• [Exercise description]
Output every line below without omitting or altering anything.

[Items from a dataset]
_ _ _ _ _ _ _
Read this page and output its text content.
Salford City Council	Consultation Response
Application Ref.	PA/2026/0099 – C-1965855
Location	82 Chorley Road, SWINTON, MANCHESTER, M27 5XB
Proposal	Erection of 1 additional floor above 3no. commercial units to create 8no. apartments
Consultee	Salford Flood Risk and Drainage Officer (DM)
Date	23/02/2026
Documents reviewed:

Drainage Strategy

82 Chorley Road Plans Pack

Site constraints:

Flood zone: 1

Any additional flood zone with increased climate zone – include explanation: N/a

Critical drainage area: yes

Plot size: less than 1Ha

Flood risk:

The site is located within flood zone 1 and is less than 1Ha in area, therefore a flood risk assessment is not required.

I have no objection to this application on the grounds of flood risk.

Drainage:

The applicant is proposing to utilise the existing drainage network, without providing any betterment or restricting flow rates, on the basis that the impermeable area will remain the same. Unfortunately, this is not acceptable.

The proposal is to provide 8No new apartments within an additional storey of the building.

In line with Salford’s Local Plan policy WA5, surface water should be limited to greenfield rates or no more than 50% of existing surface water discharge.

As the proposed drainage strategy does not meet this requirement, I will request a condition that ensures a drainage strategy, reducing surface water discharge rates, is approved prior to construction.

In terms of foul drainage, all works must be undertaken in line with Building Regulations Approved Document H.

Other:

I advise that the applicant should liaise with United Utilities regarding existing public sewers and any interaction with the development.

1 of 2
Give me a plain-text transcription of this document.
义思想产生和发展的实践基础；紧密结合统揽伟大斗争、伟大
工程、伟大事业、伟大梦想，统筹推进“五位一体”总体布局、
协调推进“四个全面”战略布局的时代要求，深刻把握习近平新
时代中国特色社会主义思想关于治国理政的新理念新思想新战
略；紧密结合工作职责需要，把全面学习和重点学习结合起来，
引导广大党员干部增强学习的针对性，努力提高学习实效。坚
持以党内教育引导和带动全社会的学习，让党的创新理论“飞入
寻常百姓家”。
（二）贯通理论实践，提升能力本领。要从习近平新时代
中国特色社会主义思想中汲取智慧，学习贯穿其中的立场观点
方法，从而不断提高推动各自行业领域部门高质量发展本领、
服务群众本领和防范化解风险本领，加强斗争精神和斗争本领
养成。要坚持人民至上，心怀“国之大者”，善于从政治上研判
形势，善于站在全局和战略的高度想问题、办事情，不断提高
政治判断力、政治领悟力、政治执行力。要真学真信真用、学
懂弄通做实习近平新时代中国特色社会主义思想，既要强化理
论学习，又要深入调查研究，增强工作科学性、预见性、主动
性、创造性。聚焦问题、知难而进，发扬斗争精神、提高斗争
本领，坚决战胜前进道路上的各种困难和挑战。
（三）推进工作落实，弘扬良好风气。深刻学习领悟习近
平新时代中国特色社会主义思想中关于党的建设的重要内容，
_ _ _ _ _ _ _
• [Solution for this problem]
Read this page and output its text content.
Salford City Council	Consultation Response
Application Ref.	PA/2026/0099 – C-1965855
Location	82 Chorley Road, SWINTON, MANCHESTER, M27 5XB
Proposal	Erection of 1 additional floor above 3no. commercial units to create 8no. apartments
Consultee	Salford Flood Risk and Drainage Officer (DM)
Date	23/02/2026
Documents reviewed:

Drainage Strategy

82 Chorley Road Plans Pack

Site constraints:

Flood zone: 1

Any additional flood zone with increased climate zone – include explanation: N/a

Critical drainage area: yes

Plot size: less than 1Ha

Flood risk:

The site is located within flood zone 1 and is less than 1Ha in area, therefore a flood risk assessment is not required.

I have no objection to this application on the grounds of flood risk.

Drainage:

The applicant is proposing to utilise the existing drainage network, without providing any betterment or restricting flow rates, on the basis that the impermeable area will remain the same. Unfortunately, this is not acceptable.

The proposal is to provide 8No new apartments within an additional storey of the building.

In line with Salford’s Local Plan policy WA5, surface water should be limited to greenfield rates or no more than 50% of existing surface water discharge.

As the proposed drainage strategy does not meet this requirement, I will request a condition that ensures a drainage strategy, reducing surface water discharge rates, is approved prior to construction.

In terms of foul drainage, all works must be undertaken in line with Building Regulations Approved Document H.

Other:

I advise that the applicant should liaise with United Utilities regarding existing public sewers and any interaction with the development.

1 of 2
Give me a plain-text transcription of this document.
义思想产生和发展的实践基础；紧密结合统揽伟大斗争、伟大
工程、伟大事业、伟大梦想，统筹推进“五位一体”总体布局、
协调推进“四个全面”战略布局的时代要求，深刻把握习近平新
时代中国特色社会主义思想关于治国理政的新理念新思想新战
略；紧密结合工作职责需要，把全面学习和重点学习结合起来，
引导广大党员干部增强学习的针对性，努力提高学习实效。坚
持以党内教育引导和带动全社会的学习，让党的创新理论“飞入
寻常百姓家”。
（二）贯通理论实践，提升能力本领。要从习近平新时代
中国特色社会主义思想中汲取智慧，学习贯穿其中的立场观点
方法，从而不断提高推动各自行业领域部门高质量发展本领、
服务群众本领和防范化解风险本领，加强斗争精神和斗争本领
养成。要坚持人民至上，心怀“国之大者”，善于从政治上研判
形势，善于站在全局和战略的高度想问题、办事情，不断提高
政治判断力、政治领悟力、政治执行力。要真学真信真用、学
懂弄通做实习近平新时代中国特色社会主义思想，既要强化理
论学习，又要深入调查研究，增强工作科学性、预见性、主动
性、创造性。聚焦问题、知难而进，发扬斗争精神、提高斗争
本领，坚决战胜前进道路上的各种困难和挑战。
（三）推进工作落实，弘扬良好风气。深刻学习领悟习近
平新时代中国特色社会主义思想中关于党的建设的重要内容，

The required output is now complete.